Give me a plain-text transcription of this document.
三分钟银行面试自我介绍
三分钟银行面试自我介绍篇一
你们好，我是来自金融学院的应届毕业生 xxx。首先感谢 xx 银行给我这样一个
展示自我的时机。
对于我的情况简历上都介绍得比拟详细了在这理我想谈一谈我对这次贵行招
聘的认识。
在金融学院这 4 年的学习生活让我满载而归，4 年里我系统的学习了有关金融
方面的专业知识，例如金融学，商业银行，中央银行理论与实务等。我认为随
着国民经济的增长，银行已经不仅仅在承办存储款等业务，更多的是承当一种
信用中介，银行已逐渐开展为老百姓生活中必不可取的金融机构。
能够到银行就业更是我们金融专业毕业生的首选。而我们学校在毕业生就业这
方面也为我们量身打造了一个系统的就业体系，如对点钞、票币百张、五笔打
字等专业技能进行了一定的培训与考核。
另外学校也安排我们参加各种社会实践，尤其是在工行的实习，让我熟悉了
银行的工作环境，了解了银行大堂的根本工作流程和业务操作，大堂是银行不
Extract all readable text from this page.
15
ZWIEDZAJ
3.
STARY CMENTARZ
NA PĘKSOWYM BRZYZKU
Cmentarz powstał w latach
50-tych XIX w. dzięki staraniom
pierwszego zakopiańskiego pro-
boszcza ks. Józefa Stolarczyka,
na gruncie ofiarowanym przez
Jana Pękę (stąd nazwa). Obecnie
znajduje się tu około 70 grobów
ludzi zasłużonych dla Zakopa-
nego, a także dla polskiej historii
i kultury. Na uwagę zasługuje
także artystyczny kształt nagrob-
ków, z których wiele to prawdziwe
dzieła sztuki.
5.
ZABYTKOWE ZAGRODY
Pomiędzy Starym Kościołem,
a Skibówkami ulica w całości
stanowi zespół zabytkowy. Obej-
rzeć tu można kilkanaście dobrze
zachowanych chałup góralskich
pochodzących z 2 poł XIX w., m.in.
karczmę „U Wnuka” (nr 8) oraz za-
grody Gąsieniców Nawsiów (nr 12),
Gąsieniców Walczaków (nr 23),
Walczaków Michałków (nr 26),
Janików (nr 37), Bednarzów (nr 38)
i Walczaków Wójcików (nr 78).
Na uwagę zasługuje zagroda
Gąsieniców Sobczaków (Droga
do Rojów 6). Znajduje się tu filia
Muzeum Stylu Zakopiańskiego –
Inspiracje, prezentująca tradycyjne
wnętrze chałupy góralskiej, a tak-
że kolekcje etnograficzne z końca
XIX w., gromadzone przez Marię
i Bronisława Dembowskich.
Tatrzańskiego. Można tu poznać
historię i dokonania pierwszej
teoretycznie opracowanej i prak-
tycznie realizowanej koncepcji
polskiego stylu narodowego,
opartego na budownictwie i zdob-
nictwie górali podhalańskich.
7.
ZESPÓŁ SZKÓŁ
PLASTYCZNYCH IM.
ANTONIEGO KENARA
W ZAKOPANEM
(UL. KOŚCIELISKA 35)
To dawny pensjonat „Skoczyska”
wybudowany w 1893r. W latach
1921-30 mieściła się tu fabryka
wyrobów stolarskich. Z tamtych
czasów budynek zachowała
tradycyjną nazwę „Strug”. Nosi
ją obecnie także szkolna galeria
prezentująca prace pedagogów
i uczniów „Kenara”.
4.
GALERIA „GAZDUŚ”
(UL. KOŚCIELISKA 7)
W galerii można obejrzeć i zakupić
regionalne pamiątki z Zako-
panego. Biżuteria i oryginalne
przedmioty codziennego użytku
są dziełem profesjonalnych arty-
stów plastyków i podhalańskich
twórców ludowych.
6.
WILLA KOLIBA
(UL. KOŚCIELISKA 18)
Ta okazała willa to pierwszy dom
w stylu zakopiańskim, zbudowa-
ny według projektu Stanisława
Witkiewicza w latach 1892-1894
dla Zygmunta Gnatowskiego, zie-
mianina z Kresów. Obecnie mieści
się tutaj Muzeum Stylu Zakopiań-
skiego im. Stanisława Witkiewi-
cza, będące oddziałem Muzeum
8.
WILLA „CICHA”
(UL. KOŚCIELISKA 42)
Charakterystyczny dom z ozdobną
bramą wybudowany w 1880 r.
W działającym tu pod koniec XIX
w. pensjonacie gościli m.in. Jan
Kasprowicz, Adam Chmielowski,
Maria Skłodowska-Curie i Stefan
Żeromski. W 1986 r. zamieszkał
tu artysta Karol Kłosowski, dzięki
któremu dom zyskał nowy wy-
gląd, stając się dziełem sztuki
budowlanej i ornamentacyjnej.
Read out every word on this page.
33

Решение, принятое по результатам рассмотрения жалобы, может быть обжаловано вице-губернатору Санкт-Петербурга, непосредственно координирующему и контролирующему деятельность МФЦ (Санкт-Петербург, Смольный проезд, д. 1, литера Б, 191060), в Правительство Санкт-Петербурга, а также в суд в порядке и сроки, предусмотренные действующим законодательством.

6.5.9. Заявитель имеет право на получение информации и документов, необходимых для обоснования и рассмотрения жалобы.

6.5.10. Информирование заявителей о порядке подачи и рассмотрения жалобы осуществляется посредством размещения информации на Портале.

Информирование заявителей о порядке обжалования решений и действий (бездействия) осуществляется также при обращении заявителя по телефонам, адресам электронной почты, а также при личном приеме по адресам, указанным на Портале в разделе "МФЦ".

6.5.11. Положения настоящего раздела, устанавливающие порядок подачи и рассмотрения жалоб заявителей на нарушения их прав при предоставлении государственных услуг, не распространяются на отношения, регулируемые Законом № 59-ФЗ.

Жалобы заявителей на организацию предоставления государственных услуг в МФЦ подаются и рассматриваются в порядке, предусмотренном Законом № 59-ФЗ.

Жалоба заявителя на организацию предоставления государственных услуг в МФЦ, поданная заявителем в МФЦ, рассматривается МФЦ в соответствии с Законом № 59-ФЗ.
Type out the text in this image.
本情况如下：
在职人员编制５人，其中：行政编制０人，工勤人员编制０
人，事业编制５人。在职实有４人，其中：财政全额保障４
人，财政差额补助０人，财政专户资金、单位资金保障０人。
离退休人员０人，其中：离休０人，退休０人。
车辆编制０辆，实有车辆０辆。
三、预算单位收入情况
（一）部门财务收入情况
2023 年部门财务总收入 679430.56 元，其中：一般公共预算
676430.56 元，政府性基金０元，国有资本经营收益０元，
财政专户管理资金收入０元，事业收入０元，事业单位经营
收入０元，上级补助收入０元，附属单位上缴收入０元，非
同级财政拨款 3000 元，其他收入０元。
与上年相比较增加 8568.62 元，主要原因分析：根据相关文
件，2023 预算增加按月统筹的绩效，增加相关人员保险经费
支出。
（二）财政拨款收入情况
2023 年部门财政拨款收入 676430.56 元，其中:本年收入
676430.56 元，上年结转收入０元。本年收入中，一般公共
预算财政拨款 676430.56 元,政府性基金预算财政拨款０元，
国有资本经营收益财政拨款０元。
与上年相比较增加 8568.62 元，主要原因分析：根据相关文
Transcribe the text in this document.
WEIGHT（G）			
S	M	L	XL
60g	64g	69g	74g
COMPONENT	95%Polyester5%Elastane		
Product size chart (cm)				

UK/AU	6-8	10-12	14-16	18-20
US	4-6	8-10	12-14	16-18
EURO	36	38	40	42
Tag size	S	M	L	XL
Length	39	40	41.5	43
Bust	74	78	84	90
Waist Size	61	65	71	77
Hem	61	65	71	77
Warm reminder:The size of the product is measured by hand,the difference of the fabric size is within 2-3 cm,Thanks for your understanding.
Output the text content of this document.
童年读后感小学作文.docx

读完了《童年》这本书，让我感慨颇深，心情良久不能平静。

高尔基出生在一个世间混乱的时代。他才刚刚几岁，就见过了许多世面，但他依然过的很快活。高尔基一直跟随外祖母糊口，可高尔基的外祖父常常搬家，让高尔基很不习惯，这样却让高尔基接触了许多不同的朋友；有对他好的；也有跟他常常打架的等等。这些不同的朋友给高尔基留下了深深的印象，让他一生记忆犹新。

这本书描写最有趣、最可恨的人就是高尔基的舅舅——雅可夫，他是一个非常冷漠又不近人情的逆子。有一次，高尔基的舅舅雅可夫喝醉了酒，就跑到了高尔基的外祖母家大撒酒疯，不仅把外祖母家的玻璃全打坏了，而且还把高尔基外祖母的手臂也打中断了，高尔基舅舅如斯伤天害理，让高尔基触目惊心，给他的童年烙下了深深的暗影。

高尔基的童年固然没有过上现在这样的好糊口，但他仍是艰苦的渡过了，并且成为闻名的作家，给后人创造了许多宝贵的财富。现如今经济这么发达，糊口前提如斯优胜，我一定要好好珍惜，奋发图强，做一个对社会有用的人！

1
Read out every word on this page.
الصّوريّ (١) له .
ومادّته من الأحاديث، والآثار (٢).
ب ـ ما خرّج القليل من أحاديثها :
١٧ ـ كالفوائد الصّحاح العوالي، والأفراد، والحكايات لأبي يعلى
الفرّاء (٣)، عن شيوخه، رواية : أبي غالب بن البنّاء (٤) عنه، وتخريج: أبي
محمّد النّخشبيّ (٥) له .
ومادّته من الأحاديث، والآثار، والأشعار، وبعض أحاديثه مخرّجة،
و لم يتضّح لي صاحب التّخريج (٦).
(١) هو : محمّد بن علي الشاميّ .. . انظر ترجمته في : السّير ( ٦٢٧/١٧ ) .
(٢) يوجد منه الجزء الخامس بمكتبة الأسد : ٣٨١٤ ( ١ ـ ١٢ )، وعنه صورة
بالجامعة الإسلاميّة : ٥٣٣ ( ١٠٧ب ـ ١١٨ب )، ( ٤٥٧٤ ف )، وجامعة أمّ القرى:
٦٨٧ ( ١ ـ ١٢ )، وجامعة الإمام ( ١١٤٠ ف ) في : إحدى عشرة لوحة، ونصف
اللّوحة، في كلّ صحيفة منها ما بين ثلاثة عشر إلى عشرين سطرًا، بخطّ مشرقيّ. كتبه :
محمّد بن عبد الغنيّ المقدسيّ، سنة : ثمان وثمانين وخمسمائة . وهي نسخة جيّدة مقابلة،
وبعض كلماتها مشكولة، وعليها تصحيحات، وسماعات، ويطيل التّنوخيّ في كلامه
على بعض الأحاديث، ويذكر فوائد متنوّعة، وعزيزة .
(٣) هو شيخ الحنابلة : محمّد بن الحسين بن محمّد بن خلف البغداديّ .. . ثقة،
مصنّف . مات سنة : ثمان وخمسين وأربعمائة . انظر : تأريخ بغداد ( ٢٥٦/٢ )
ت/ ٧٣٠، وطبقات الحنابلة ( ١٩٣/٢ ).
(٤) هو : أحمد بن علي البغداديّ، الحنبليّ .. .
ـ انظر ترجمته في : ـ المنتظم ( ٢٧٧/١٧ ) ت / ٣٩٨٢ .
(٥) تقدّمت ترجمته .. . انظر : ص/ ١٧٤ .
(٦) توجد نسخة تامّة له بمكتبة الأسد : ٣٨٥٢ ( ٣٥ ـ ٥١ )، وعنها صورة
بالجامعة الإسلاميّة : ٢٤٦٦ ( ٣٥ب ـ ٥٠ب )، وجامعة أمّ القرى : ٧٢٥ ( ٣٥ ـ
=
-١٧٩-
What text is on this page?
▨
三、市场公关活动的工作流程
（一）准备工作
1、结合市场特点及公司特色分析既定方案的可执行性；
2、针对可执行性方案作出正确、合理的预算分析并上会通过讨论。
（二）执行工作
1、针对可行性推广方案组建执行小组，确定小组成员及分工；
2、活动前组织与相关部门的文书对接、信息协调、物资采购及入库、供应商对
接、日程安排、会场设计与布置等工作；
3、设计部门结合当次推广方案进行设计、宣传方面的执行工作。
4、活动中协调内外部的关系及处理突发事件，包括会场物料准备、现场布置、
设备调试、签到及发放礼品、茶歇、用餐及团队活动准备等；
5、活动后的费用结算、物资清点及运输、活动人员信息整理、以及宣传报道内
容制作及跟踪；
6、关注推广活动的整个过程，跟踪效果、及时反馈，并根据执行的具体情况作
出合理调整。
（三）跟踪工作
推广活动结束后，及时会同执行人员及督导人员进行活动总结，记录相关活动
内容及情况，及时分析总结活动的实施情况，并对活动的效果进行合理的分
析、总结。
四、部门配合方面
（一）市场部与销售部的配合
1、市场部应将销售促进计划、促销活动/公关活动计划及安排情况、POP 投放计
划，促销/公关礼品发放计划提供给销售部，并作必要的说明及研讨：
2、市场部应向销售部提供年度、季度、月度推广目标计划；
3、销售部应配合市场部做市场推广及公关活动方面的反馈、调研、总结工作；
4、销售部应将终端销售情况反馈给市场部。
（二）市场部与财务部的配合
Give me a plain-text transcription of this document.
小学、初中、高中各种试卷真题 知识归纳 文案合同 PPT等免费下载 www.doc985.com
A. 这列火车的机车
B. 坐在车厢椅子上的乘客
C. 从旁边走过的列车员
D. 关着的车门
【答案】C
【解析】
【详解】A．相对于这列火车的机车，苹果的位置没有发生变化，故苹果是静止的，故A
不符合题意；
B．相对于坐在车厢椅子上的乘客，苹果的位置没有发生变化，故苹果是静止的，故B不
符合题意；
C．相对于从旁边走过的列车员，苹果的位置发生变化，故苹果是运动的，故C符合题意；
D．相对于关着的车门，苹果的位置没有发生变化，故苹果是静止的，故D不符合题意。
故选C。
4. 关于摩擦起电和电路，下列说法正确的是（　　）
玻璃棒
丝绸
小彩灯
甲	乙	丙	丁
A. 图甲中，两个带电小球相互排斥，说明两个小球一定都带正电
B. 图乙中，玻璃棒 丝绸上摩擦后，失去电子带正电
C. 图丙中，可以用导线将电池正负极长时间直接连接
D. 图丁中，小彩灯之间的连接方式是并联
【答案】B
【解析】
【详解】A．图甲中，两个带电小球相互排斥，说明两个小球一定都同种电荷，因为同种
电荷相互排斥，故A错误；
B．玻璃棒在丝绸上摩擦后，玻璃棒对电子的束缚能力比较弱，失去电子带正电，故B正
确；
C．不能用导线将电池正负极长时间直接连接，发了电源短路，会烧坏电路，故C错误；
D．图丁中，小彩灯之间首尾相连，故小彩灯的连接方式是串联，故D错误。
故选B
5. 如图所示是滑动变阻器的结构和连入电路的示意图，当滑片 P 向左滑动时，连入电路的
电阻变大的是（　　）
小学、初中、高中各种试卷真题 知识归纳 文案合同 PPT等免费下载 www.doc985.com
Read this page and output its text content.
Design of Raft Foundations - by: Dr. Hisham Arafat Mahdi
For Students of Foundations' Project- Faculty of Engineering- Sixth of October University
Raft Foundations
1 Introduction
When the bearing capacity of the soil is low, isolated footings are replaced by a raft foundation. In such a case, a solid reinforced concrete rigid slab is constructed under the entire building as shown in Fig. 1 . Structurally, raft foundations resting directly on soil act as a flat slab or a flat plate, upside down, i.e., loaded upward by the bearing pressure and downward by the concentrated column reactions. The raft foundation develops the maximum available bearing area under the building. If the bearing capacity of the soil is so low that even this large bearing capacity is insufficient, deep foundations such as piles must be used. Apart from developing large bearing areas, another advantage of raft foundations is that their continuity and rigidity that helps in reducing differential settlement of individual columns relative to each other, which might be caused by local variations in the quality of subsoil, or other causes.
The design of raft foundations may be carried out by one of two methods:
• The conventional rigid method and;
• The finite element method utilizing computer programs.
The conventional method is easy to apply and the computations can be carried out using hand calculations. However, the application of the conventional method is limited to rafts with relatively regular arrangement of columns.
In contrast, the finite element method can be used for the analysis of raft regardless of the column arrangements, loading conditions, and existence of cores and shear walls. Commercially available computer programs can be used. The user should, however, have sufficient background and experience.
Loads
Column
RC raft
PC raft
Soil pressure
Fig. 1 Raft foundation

####################

### Work required
Pick out each line containing the string "carried" and copy it.

### Problem solution
The design of raft foundations may be carried out by one of two methods:
The conventional method is easy to apply and the computations can be carried out using hand calculations. However, the application of the conventional method is limited to rafts with relatively regular arrangement of columns.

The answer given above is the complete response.